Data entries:
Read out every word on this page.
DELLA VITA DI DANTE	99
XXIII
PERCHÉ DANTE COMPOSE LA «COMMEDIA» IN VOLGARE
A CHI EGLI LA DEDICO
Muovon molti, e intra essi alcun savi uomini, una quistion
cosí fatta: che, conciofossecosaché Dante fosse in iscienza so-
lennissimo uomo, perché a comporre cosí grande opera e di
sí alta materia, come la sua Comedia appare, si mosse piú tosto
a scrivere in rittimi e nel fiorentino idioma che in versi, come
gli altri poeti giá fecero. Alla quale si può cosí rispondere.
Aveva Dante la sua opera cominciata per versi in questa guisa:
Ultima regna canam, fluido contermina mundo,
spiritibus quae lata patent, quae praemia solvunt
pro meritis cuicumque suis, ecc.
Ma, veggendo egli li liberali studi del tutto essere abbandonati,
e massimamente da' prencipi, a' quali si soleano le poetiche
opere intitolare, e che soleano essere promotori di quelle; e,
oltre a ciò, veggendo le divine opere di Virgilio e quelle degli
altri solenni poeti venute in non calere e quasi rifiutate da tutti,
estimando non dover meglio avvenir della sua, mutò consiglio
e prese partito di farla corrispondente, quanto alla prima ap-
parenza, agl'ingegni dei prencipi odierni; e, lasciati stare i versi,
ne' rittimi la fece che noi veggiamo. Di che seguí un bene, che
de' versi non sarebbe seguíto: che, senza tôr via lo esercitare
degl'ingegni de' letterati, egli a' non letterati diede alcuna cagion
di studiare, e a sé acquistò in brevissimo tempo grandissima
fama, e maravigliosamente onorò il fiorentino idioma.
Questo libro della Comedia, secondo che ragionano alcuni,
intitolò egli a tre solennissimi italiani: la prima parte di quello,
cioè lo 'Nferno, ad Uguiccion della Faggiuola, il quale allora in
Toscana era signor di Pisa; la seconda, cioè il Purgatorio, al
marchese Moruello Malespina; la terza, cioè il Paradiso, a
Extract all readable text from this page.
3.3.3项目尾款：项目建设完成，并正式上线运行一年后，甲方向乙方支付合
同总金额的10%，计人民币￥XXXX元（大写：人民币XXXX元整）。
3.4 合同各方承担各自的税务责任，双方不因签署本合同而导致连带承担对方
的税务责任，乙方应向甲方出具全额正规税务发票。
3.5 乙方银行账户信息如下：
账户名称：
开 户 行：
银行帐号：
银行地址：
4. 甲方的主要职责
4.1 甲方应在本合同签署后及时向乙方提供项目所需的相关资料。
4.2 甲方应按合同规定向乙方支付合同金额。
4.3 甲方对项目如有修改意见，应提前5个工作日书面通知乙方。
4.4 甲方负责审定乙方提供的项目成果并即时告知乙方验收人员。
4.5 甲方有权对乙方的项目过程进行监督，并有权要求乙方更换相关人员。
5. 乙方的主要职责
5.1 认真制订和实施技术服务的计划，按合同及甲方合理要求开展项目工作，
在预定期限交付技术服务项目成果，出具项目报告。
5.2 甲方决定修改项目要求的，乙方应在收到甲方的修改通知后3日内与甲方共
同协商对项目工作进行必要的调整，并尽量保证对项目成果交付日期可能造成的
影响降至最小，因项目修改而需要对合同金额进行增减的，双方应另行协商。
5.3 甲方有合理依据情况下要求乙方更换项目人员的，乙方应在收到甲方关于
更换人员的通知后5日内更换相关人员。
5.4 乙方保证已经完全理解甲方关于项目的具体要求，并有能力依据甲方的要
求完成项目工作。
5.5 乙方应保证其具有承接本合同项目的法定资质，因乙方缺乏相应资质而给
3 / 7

> **Exercise**
Your task is to return, exactly and on their own, the lines from the one containing "Extract all readable text from this page." through the last line of the listing.

> **Exercise solution**
Extract all readable text from this page.
3.3.3项目尾款：项目建设完成，并正式上线运行一年后，甲方向乙方支付合
同总金额的10%，计人民币￥XXXX元（大写：人民币XXXX元整）。
3.4 合同各方承担各自的税务责任，双方不因签署本合同而导致连带承担对方
的税务责任，乙方应向甲方出具全额正规税务发票。
3.5 乙方银行账户信息如下：
账户名称：
开 户 行：
银行帐号：
银行地址：
4. 甲方的主要职责
4.1 甲方应在本合同签署后及时向乙方提供项目所需的相关资料。
4.2 甲方应按合同规定向乙方支付合同金额。
4.3 甲方对项目如有修改意见，应提前5个工作日书面通知乙方。
4.4 甲方负责审定乙方提供的项目成果并即时告知乙方验收人员。
4.5 甲方有权对乙方的项目过程进行监督，并有权要求乙方更换相关人员。
5. 乙方的主要职责
5.1 认真制订和实施技术服务的计划，按合同及甲方合理要求开展项目工作，
在预定期限交付技术服务项目成果，出具项目报告。
5.2 甲方决定修改项目要求的，乙方应在收到甲方的修改通知后3日内与甲方共
同协商对项目工作进行必要的调整，并尽量保证对项目成果交付日期可能造成的
影响降至最小，因项目修改而需要对合同金额进行增减的，双方应另行协商。
5.3 甲方有合理依据情况下要求乙方更换项目人员的，乙方应在收到甲方关于
更换人员的通知后5日内更换相关人员。
5.4 乙方保证已经完全理解甲方关于项目的具体要求，并有能力依据甲方的要
求完成项目工作。
5.5 乙方应保证其具有承接本合同项目的法定资质，因乙方缺乏相应资质而给
3 / 7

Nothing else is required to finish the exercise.